▸ PROBLEM DESCRIPTION: Work out how many lines hold "rate". Give the number and nothing else.

────

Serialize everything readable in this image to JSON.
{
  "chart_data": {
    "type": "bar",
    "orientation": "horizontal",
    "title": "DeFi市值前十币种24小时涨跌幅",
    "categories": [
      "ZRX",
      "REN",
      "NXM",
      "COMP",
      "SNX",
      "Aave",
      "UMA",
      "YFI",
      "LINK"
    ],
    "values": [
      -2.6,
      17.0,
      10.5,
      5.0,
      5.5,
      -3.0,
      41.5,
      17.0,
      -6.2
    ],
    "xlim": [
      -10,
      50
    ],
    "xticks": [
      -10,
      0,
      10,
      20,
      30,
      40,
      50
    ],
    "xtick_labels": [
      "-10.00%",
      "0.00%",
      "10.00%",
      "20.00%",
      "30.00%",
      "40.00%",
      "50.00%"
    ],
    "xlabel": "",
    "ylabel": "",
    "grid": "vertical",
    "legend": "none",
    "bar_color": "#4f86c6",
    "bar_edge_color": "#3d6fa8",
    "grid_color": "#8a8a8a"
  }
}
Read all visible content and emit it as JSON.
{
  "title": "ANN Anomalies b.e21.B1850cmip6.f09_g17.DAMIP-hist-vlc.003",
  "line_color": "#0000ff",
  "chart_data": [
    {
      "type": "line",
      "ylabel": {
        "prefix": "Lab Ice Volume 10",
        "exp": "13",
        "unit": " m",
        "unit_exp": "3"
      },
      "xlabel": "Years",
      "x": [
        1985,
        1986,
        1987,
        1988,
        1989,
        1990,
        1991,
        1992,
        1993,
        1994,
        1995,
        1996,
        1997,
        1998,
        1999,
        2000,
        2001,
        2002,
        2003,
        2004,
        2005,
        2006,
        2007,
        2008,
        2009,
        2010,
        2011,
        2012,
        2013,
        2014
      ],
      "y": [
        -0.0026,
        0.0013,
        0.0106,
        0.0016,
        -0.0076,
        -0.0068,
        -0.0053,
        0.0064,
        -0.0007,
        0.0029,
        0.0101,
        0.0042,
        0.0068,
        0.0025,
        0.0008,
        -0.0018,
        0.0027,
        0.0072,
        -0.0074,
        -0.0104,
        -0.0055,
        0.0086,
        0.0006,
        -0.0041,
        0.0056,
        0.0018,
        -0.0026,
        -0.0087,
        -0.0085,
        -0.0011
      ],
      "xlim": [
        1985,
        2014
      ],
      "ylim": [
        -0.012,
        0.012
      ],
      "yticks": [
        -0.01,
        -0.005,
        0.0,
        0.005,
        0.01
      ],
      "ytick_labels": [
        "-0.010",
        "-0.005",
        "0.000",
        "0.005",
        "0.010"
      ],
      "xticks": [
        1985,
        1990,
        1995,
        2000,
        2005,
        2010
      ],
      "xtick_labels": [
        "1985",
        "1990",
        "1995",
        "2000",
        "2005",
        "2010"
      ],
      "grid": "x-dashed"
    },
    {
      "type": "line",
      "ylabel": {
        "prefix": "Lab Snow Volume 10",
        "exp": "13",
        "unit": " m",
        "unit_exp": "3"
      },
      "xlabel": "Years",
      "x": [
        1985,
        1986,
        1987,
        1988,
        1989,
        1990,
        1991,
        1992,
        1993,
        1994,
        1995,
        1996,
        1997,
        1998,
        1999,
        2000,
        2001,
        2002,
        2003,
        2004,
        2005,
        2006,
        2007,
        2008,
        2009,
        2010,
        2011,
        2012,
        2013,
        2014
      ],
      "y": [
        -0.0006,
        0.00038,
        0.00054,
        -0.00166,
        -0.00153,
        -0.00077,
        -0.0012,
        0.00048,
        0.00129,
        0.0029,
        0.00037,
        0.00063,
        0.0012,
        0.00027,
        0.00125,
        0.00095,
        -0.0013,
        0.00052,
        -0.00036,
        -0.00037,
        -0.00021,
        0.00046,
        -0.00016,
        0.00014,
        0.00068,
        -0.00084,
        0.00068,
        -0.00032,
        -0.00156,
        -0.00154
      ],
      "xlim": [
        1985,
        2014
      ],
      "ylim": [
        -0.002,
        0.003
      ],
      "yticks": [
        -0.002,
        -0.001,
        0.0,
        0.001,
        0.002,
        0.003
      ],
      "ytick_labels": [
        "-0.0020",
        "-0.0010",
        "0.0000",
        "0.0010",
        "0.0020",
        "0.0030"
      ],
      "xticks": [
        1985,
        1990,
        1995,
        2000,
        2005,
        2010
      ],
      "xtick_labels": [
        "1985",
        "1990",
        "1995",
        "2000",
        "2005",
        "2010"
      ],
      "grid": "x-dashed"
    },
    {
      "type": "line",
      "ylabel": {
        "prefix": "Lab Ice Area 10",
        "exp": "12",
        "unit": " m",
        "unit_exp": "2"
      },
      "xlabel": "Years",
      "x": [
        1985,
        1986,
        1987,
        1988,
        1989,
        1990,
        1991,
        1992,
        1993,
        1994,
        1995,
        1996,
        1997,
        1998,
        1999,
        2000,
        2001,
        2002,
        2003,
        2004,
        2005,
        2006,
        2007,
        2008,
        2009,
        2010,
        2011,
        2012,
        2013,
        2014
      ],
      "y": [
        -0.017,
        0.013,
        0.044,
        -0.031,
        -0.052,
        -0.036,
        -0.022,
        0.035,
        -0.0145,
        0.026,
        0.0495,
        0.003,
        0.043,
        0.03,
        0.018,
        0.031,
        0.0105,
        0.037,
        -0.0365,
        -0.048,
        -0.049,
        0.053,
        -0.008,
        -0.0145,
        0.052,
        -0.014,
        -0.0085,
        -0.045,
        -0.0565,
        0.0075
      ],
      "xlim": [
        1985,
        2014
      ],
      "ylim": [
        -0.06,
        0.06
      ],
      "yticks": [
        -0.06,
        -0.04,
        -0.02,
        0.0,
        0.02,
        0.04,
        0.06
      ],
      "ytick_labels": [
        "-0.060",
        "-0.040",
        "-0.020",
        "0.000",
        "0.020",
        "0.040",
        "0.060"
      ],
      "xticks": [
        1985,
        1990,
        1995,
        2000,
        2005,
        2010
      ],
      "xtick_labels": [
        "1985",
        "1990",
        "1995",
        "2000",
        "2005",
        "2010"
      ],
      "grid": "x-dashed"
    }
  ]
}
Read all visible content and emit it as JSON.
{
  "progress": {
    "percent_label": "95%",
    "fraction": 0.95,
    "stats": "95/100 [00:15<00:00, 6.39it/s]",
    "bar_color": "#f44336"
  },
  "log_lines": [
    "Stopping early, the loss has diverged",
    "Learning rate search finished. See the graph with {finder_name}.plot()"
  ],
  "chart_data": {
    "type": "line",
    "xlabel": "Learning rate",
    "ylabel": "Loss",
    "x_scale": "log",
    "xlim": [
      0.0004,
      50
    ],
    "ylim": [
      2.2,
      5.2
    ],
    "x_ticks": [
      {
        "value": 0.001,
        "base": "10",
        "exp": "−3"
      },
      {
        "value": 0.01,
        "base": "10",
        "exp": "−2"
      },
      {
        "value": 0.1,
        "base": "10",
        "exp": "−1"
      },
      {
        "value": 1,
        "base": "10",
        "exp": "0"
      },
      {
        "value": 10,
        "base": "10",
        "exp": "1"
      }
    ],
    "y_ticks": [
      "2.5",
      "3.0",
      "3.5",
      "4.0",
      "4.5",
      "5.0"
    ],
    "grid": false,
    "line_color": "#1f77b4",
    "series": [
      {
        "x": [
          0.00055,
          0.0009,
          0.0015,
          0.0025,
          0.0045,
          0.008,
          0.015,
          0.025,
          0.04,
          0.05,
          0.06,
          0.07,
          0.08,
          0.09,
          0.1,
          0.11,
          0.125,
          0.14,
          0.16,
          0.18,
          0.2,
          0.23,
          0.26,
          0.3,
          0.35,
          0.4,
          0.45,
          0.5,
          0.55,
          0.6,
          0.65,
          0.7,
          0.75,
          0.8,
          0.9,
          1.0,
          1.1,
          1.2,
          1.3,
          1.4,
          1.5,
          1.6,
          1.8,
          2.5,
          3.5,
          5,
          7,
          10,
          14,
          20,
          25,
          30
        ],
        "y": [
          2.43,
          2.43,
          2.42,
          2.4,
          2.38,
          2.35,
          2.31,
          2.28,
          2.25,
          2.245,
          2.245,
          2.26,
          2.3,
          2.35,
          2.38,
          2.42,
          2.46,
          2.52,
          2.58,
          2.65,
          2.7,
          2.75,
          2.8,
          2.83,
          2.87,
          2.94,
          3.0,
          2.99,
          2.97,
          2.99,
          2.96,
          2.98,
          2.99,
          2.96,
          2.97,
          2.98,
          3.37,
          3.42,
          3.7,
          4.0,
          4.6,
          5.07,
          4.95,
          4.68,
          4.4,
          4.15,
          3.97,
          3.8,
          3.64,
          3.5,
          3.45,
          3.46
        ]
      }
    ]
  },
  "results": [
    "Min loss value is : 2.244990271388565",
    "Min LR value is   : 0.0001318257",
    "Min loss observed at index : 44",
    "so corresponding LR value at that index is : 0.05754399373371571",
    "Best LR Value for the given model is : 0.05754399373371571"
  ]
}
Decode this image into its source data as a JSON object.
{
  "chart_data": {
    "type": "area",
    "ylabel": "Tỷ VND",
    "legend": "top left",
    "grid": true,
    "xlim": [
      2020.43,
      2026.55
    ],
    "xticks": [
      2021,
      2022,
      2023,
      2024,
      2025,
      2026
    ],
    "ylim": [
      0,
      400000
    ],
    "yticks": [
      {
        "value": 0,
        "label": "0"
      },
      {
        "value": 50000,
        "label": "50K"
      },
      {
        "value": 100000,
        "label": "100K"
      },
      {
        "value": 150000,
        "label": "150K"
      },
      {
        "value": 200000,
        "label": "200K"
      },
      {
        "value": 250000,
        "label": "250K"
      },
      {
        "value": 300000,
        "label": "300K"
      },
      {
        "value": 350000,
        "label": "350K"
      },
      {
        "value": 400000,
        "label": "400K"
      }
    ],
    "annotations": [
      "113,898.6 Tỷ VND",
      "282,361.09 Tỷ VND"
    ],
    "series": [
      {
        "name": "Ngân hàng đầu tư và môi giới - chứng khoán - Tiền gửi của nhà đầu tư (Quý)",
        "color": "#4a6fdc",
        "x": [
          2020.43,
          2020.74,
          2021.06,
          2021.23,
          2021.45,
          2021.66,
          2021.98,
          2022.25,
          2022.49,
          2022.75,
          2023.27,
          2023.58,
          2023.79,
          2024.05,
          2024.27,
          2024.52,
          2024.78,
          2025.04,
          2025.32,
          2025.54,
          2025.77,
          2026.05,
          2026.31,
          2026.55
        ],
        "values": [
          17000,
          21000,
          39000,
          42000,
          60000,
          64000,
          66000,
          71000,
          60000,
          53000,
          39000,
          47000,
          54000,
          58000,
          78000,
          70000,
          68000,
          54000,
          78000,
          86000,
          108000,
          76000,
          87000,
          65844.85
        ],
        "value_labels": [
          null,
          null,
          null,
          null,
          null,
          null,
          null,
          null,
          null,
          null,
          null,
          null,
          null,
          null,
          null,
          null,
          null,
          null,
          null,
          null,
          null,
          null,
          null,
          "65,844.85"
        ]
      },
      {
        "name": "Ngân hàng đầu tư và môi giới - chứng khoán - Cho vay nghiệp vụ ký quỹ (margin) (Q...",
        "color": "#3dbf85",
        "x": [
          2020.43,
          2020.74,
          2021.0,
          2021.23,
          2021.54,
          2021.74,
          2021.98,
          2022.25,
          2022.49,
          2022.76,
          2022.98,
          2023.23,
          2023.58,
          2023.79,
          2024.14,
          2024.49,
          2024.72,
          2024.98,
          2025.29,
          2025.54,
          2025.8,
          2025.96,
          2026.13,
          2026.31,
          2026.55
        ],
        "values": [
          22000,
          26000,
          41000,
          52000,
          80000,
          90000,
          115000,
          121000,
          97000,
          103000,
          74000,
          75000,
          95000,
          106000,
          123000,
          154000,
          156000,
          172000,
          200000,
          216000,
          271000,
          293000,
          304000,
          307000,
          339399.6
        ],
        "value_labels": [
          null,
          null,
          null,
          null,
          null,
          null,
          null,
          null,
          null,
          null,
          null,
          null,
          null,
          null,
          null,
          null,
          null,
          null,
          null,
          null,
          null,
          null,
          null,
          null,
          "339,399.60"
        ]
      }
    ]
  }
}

────

▸ TASK SOLUTION: 2